## DOCUMENT TEXT
Anglo-American courts allow successful claimants, usually as an alternative to
damages, to recover the net profits the infringer has made from the
infringement. This remedy is called “an account of profits” or “an accounting for
profits”; the defendant must account for the profits he has made, and then has
to pay this sum to the claimant.

This remedy is optional under TRIPs, Art. 45.2:

Members may authorize the judicial authorities to order recovery of
profits ... even where the infringer did not knowingly, or with
reasonable grounds to know, engage in infringing activity.

The award measures the defendant’s net gain, not the plaintiff’s net loss.
Indeed, an award may be made even though the plaintiff has made no loss at
all.

## PROMPT 1
Output the lines of the listing exactly, from the line with "data-point[interactable]: [437, 282, 448, 293]" to the line with "data-point[interactable]: [1043, 347, 1054, 358]", with both of those lines included.
The passage on account of profits and the listing have no connection to each other.

## DATASET ROWS
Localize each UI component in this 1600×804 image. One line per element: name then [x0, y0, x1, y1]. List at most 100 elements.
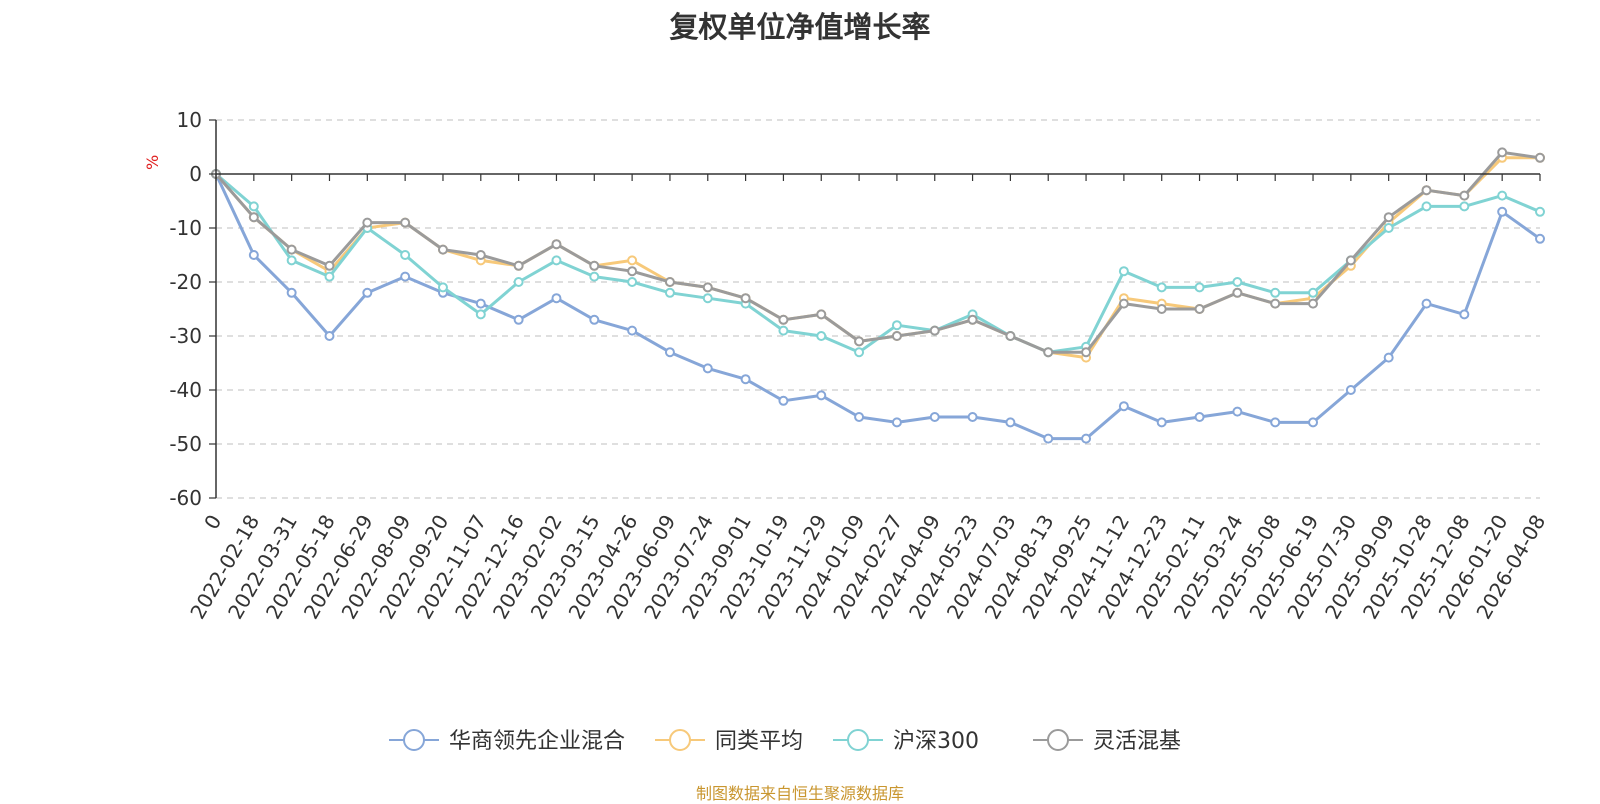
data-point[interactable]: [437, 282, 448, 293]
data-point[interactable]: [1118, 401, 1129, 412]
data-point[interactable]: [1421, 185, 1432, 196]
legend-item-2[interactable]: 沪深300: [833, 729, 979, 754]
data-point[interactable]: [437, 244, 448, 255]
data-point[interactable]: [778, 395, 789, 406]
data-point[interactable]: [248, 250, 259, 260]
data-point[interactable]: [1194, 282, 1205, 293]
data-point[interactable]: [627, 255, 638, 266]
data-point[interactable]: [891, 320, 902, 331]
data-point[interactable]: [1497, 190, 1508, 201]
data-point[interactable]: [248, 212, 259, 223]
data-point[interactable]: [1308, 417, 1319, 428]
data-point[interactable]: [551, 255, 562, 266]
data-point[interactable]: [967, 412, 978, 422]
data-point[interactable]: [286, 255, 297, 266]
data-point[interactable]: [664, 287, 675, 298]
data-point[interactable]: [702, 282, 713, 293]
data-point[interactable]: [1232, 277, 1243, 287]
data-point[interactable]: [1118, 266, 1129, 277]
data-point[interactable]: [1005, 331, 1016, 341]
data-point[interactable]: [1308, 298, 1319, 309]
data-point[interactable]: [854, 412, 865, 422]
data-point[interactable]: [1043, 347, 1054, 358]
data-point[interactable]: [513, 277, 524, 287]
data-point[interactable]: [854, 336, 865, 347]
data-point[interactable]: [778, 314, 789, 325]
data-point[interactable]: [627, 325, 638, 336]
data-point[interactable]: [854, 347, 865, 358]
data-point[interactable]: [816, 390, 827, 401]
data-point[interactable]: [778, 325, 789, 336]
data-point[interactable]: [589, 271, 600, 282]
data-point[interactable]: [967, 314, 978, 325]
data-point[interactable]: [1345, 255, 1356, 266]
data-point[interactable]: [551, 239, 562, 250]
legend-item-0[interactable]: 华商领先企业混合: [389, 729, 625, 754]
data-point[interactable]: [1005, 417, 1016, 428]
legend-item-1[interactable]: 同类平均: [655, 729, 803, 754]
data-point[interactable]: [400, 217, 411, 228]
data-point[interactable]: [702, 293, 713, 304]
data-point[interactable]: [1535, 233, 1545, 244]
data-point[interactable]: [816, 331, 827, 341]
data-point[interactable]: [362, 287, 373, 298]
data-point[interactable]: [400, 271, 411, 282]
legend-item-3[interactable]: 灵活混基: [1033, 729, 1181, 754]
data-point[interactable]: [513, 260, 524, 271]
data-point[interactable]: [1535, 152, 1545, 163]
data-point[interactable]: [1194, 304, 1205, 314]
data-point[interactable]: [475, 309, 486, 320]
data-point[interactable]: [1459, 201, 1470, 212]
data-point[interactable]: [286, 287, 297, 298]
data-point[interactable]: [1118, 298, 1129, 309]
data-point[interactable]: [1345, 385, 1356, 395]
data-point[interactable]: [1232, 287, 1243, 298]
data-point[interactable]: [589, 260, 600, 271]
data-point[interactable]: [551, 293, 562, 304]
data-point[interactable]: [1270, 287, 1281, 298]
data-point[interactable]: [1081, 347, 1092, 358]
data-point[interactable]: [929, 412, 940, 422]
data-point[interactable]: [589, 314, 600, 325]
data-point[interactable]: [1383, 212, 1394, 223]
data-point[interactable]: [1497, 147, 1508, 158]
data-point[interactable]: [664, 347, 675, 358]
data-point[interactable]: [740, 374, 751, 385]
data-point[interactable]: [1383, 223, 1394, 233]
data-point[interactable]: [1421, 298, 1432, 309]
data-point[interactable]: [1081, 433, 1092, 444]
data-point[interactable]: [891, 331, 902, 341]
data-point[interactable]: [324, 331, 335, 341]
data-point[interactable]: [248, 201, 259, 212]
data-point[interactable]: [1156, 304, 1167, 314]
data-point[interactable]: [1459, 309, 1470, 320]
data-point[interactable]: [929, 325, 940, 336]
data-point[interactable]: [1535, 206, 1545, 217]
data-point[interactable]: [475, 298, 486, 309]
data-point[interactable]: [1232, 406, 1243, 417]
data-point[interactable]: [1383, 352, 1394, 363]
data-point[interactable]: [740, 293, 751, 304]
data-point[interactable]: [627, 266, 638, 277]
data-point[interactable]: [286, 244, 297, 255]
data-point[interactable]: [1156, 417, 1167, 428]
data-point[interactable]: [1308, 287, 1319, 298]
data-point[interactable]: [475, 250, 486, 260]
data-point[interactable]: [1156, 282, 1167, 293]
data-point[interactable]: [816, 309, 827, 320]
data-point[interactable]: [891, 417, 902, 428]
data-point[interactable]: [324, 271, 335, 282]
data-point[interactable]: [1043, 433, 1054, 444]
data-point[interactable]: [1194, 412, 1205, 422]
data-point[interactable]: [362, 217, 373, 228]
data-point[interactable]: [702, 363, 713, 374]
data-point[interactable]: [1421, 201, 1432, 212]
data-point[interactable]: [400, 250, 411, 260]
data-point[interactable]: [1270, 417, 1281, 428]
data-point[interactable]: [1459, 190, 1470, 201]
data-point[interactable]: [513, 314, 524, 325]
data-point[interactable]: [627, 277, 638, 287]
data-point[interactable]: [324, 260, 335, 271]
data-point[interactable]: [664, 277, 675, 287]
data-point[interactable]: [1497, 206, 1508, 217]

## PROMPT 2
Does the passage on account of profits support each statement? Answer yes or no for each, and quote the deciding words.
(a) Under TRIPs, Art. 45.2, the remedy is optional.
(b) The award measures the plaintiff's net loss.
(c) An award can be made only when the plaintiff has suffered a loss.

## FINAL ANSWER 1
data-point[interactable]: [437, 282, 448, 293]
data-point[interactable]: [1118, 401, 1129, 412]
data-point[interactable]: [1421, 185, 1432, 196]
legend-item-2[interactable]: 沪深300: [833, 729, 979, 754]
data-point[interactable]: [437, 244, 448, 255]
data-point[interactable]: [778, 395, 789, 406]
data-point[interactable]: [248, 250, 259, 260]
data-point[interactable]: [1194, 282, 1205, 293]
data-point[interactable]: [627, 255, 638, 266]
data-point[interactable]: [891, 320, 902, 331]
data-point[interactable]: [1497, 190, 1508, 201]
data-point[interactable]: [248, 212, 259, 223]
data-point[interactable]: [1308, 417, 1319, 428]
data-point[interactable]: [551, 255, 562, 266]
data-point[interactable]: [967, 412, 978, 422]
data-point[interactable]: [286, 255, 297, 266]
data-point[interactable]: [664, 287, 675, 298]
data-point[interactable]: [702, 282, 713, 293]
data-point[interactable]: [1232, 277, 1243, 287]
data-point[interactable]: [1118, 266, 1129, 277]
data-point[interactable]: [1005, 331, 1016, 341]
data-point[interactable]: [1308, 298, 1319, 309]
data-point[interactable]: [854, 412, 865, 422]
data-point[interactable]: [1043, 347, 1054, 358]

## FINAL ANSWER 2
(a) Yes: "This remedy is optional under TRIPs, Art. 45.2"
(b) No: "The award measures the defendant’s net gain, not the plaintiff’s net loss."
(c) No: "an award may be made even though the plaintiff has made no loss at all."